-- Start of Task material --

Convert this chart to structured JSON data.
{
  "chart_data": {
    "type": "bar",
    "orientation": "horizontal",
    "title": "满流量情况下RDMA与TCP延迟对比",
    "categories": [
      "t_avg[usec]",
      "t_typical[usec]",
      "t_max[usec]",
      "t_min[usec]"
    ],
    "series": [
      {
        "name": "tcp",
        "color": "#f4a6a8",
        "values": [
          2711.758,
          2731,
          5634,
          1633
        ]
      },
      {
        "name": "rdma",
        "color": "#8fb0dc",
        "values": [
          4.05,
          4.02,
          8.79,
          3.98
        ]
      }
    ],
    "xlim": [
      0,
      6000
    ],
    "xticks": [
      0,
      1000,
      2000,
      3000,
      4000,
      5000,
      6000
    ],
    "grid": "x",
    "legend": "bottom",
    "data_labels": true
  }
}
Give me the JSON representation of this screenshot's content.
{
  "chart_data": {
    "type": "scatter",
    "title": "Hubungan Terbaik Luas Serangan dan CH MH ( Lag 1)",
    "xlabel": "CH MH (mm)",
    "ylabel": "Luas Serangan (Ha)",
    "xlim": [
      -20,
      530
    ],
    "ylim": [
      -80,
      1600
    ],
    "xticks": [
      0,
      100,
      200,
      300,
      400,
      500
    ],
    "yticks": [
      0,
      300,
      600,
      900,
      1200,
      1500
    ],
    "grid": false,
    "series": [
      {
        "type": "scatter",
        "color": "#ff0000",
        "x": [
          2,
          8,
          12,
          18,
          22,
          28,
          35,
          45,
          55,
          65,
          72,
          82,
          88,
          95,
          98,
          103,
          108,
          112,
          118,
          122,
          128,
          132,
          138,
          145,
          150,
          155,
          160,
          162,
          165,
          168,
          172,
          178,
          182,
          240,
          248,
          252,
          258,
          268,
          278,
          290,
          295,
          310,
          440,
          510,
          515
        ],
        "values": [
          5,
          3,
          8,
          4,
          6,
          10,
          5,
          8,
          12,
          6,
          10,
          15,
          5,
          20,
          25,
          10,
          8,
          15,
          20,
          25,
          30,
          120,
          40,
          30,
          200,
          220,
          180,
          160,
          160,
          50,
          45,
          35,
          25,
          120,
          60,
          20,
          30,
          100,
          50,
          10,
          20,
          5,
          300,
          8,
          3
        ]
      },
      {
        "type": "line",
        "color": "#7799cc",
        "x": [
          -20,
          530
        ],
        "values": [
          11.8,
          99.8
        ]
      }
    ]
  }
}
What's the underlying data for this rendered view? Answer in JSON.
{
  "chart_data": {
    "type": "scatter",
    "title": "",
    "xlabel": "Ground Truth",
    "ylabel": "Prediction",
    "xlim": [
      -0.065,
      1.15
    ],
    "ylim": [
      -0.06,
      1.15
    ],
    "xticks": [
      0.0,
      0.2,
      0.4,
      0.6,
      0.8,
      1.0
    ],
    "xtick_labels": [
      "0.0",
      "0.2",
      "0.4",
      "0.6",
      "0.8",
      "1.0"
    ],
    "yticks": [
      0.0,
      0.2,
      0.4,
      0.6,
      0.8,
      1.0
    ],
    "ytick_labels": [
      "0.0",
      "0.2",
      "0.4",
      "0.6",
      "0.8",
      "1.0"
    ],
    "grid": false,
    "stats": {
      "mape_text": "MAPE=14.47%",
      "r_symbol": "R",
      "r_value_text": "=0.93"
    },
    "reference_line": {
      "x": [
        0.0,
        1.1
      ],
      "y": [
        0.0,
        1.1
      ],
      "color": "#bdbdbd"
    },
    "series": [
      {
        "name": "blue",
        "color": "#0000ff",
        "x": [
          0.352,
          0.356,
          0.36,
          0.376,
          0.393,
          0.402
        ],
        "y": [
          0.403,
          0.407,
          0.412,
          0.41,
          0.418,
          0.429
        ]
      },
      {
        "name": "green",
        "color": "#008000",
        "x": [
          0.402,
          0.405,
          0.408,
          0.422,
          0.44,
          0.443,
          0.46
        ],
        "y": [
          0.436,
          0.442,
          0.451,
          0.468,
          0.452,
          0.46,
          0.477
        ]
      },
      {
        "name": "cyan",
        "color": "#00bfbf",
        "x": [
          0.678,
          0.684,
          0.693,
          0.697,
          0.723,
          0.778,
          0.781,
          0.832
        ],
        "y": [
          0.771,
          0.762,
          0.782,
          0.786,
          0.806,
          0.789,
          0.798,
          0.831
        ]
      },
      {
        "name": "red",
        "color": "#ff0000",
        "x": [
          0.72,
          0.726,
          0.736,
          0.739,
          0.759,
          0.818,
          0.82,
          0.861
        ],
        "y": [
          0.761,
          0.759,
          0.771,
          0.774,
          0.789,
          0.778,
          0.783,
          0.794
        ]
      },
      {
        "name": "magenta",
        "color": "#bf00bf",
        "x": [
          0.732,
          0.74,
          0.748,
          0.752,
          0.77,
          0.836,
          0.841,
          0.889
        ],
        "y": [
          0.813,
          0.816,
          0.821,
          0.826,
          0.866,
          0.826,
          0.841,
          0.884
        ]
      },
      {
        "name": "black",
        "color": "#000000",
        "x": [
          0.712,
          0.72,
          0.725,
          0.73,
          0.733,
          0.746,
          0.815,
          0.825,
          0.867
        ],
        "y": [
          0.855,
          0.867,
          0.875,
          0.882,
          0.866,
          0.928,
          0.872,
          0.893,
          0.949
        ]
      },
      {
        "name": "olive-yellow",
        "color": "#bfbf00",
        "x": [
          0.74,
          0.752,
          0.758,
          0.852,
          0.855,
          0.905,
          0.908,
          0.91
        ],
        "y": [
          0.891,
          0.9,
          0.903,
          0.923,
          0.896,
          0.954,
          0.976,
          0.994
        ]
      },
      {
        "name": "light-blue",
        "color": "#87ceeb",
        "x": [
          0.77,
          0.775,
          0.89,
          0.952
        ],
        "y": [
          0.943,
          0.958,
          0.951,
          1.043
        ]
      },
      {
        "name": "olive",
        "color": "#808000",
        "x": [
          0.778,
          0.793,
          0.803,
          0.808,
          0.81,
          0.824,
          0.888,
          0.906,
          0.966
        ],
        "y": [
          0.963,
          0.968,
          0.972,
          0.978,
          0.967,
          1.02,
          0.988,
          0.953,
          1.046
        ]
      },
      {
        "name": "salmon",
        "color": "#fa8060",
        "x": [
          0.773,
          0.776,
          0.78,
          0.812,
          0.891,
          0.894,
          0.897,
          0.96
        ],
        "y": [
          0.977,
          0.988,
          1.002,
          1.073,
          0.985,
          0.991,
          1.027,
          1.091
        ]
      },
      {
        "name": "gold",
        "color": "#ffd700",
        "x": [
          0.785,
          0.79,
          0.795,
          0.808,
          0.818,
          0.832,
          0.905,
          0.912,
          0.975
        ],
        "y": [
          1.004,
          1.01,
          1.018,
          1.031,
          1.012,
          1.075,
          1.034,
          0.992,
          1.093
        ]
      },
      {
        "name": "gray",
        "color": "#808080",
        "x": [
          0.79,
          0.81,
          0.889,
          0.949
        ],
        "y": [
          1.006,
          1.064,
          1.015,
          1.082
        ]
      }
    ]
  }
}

-- End of Task material --

### [Task instructions]
Give the data again, exactly as it stands.

### [Exercise result]
Convert this chart to structured JSON data.
{
  "chart_data": {
    "type": "bar",
    "orientation": "horizontal",
    "title": "满流量情况下RDMA与TCP延迟对比",
    "categories": [
      "t_avg[usec]",
      "t_typical[usec]",
      "t_max[usec]",
      "t_min[usec]"
    ],
    "series": [
      {
        "name": "tcp",
        "color": "#f4a6a8",
        "values": [
          2711.758,
          2731,
          5634,
          1633
        ]
      },
      {
        "name": "rdma",
        "color": "#8fb0dc",
        "values": [
          4.05,
          4.02,
          8.79,
          3.98
        ]
      }
    ],
    "xlim": [
      0,
      6000
    ],
    "xticks": [
      0,
      1000,
      2000,
      3000,
      4000,
      5000,
      6000
    ],
    "grid": "x",
    "legend": "bottom",
    "data_labels": true
  }
}
Give me the JSON representation of this screenshot's content.
{
  "chart_data": {
    "type": "scatter",
    "title": "Hubungan Terbaik Luas Serangan dan CH MH ( Lag 1)",
    "xlabel": "CH MH (mm)",
    "ylabel": "Luas Serangan (Ha)",
    "xlim": [
      -20,
      530
    ],
    "ylim": [
      -80,
      1600
    ],
    "xticks": [
      0,
      100,
      200,
      300,
      400,
      500
    ],
    "yticks": [
      0,
      300,
      600,
      900,
      1200,
      1500
    ],
    "grid": false,
    "series": [
      {
        "type": "scatter",
        "color": "#ff0000",
        "x": [
          2,
          8,
          12,
          18,
          22,
          28,
          35,
          45,
          55,
          65,
          72,
          82,
          88,
          95,
          98,
          103,
          108,
          112,
          118,
          122,
          128,
          132,
          138,
          145,
          150,
          155,
          160,
          162,
          165,
          168,
          172,
          178,
          182,
          240,
          248,
          252,
          258,
          268,
          278,
          290,
          295,
          310,
          440,
          510,
          515
        ],
        "values": [
          5,
          3,
          8,
          4,
          6,
          10,
          5,
          8,
          12,
          6,
          10,
          15,
          5,
          20,
          25,
          10,
          8,
          15,
          20,
          25,
          30,
          120,
          40,
          30,
          200,
          220,
          180,
          160,
          160,
          50,
          45,
          35,
          25,
          120,
          60,
          20,
          30,
          100,
          50,
          10,
          20,
          5,
          300,
          8,
          3
        ]
      },
      {
        "type": "line",
        "color": "#7799cc",
        "x": [
          -20,
          530
        ],
        "values": [
          11.8,
          99.8
        ]
      }
    ]
  }
}
What's the underlying data for this rendered view? Answer in JSON.
{
  "chart_data": {
    "type": "scatter",
    "title": "",
    "xlabel": "Ground Truth",
    "ylabel": "Prediction",
    "xlim": [
      -0.065,
      1.15
    ],
    "ylim": [
      -0.06,
      1.15
    ],
    "xticks": [
      0.0,
      0.2,
      0.4,
      0.6,
      0.8,
      1.0
    ],
    "xtick_labels": [
      "0.0",
      "0.2",
      "0.4",
      "0.6",
      "0.8",
      "1.0"
    ],
    "yticks": [
      0.0,
      0.2,
      0.4,
      0.6,
      0.8,
      1.0
    ],
    "ytick_labels": [
      "0.0",
      "0.2",
      "0.4",
      "0.6",
      "0.8",
      "1.0"
    ],
    "grid": false,
    "stats": {
      "mape_text": "MAPE=14.47%",
      "r_symbol": "R",
      "r_value_text": "=0.93"
    },
    "reference_line": {
      "x": [
        0.0,
        1.1
      ],
      "y": [
        0.0,
        1.1
      ],
      "color": "#bdbdbd"
    },
    "series": [
      {
        "name": "blue",
        "color": "#0000ff",
        "x": [
          0.352,
          0.356,
          0.36,
          0.376,
          0.393,
          0.402
        ],
        "y": [
          0.403,
          0.407,
          0.412,
          0.41,
          0.418,
          0.429
        ]
      },
      {
        "name": "green",
        "color": "#008000",
        "x": [
          0.402,
          0.405,
          0.408,
          0.422,
          0.44,
          0.443,
          0.46
        ],
        "y": [
          0.436,
          0.442,
          0.451,
          0.468,
          0.452,
          0.46,
          0.477
        ]
      },
      {
        "name": "cyan",
        "color": "#00bfbf",
        "x": [
          0.678,
          0.684,
          0.693,
          0.697,
          0.723,
          0.778,
          0.781,
          0.832
        ],
        "y": [
          0.771,
          0.762,
          0.782,
          0.786,
          0.806,
          0.789,
          0.798,
          0.831
        ]
      },
      {
        "name": "red",
        "color": "#ff0000",
        "x": [
          0.72,
          0.726,
          0.736,
          0.739,
          0.759,
          0.818,
          0.82,
          0.861
        ],
        "y": [
          0.761,
          0.759,
          0.771,
          0.774,
          0.789,
          0.778,
          0.783,
          0.794
        ]
      },
      {
        "name": "magenta",
        "color": "#bf00bf",
        "x": [
          0.732,
          0.74,
          0.748,
          0.752,
          0.77,
          0.836,
          0.841,
          0.889
        ],
        "y": [
          0.813,
          0.816,
          0.821,
          0.826,
          0.866,
          0.826,
          0.841,
          0.884
        ]
      },
      {
        "name": "black",
        "color": "#000000",
        "x": [
          0.712,
          0.72,
          0.725,
          0.73,
          0.733,
          0.746,
          0.815,
          0.825,
          0.867
        ],
        "y": [
          0.855,
          0.867,
          0.875,
          0.882,
          0.866,
          0.928,
          0.872,
          0.893,
          0.949
        ]
      },
      {
        "name": "olive-yellow",
        "color": "#bfbf00",
        "x": [
          0.74,
          0.752,
          0.758,
          0.852,
          0.855,
          0.905,
          0.908,
          0.91
        ],
        "y": [
          0.891,
          0.9,
          0.903,
          0.923,
          0.896,
          0.954,
          0.976,
          0.994
        ]
      },
      {
        "name": "light-blue",
        "color": "#87ceeb",
        "x": [
          0.77,
          0.775,
          0.89,
          0.952
        ],
        "y": [
          0.943,
          0.958,
          0.951,
          1.043
        ]
      },
      {
        "name": "olive",
        "color": "#808000",
        "x": [
          0.778,
          0.793,
          0.803,
          0.808,
          0.81,
          0.824,
          0.888,
          0.906,
          0.966
        ],
        "y": [
          0.963,
          0.968,
          0.972,
          0.978,
          0.967,
          1.02,
          0.988,
          0.953,
          1.046
        ]
      },
      {
        "name": "salmon",
        "color": "#fa8060",
        "x": [
          0.773,
          0.776,
          0.78,
          0.812,
          0.891,
          0.894,
          0.897,
          0.96
        ],
        "y": [
          0.977,
          0.988,
          1.002,
          1.073,
          0.985,
          0.991,
          1.027,
          1.091
        ]
      },
      {
        "name": "gold",
        "color": "#ffd700",
        "x": [
          0.785,
          0.79,
          0.795,
          0.808,
          0.818,
          0.832,
          0.905,
          0.912,
          0.975
        ],
        "y": [
          1.004,
          1.01,
          1.018,
          1.031,
          1.012,
          1.075,
          1.034,
          0.992,
          1.093
        ]
      },
      {
        "name": "gray",
        "color": "#808080",
        "x": [
          0.79,
          0.81,
          0.889,
          0.949
        ],
        "y": [
          1.006,
          1.064,
          1.015,
          1.082
        ]
      }
    ]
  }
}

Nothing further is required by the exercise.